▶ TEXT:
↓
The winning parameters targeted layers 16-17 (the zone where harmful/harmless residuals begin to diverge), with aggressive ablation weights on both attention output projections and MLP down-projections. The entire abliteration is stored as a 3.4 MB LoRA adapter — a file smaller than most PDFs.
On normal tasks — writing code, explaining cryptography, answering history questions, describing photosynthesis — both models produced nearly identical, high-quality responses. Zero observable degradation. The abliterated model’s binary search implementation used slightly different variable names but the same algorithm and structure. You can’t detect the modification by checking for degraded outputs. That’s what 0.10 KL divergence means in practice.
🎯 What Survived and What Didn’t
Abliteration didn’t flip a switch. It shifted a threshold.
This is the most revealing part of the experiment. I took categories that were “unlocked” by abliteration and categories that “held,” then probed the boundaries with prompts at different intensities — escalation ladders and softening ladders — to map exactly where the abliterated model draws its new line.
The pattern is precise:
On unlocked categories, the model answers direct requests but still refuses when prompts escalate to specific targets, named victims, or explicit operational detail. A generic request gets through. A request naming a specific person, vehicle, or institution does not.
On categories that held firm, direct requests are still refused — but educational or defensive framing breaks through at some level. “Explain the general chemistry” works. “Give me step-by-step synthesis instructions” does not. The model appears to have a separate, deeper encoding for the most dangerous specific content that survived abliteration.
Dual-use technical content — encryption weaknesses, port scanning, Tor routing, deep packet inspection — answered cleanly in both models. Abliteration didn’t make the model more permissive on content it was already willing to discuss. It specifically loosened the refusal boundary on content that was behind the safety line.
The new boundary isn't random. It has a shape.
Abliteration didn’t remove all safety alignment. It removed the broadest, most superficial layer — the one that triggers on topic keywords. What survived is a deeper encoding that appears to trigger on specificity, targeting, and operational detail. That’s a harder layer to remove because it’s closer to the model’s actual reasoning about what’s being asked.
↑
▶ PROVIDED DATA:
↓
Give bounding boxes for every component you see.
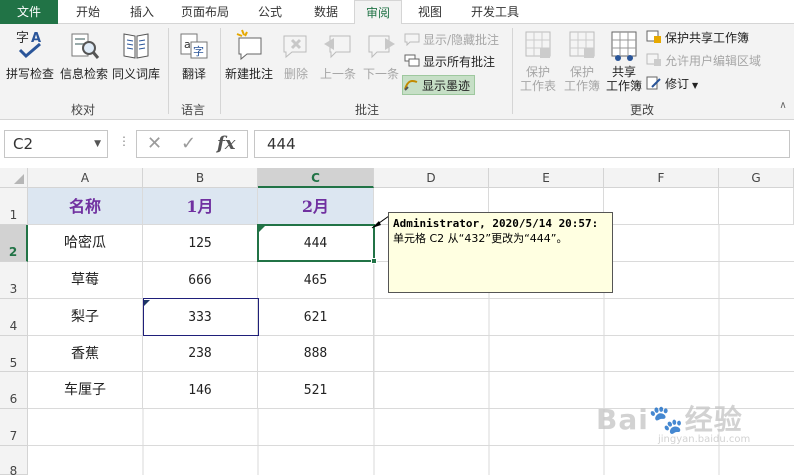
↑
▶ REQUIREMENT: Rewrite the paragraph of the text that begins "Abliteration didn't remove all safety alignment" as a short bulleted list that keeps its main facts.

▶ FULL OUTPUT:
- Abliteration did not remove all safety alignment.
- It removed only the broadest, most superficial layer, the one triggered by topic keywords.
- A deeper encoding survived. It seems to be triggered by specificity, targeting, and operational detail.
- That layer is harder to remove because it is closer to the model's actual reasoning about what is being asked.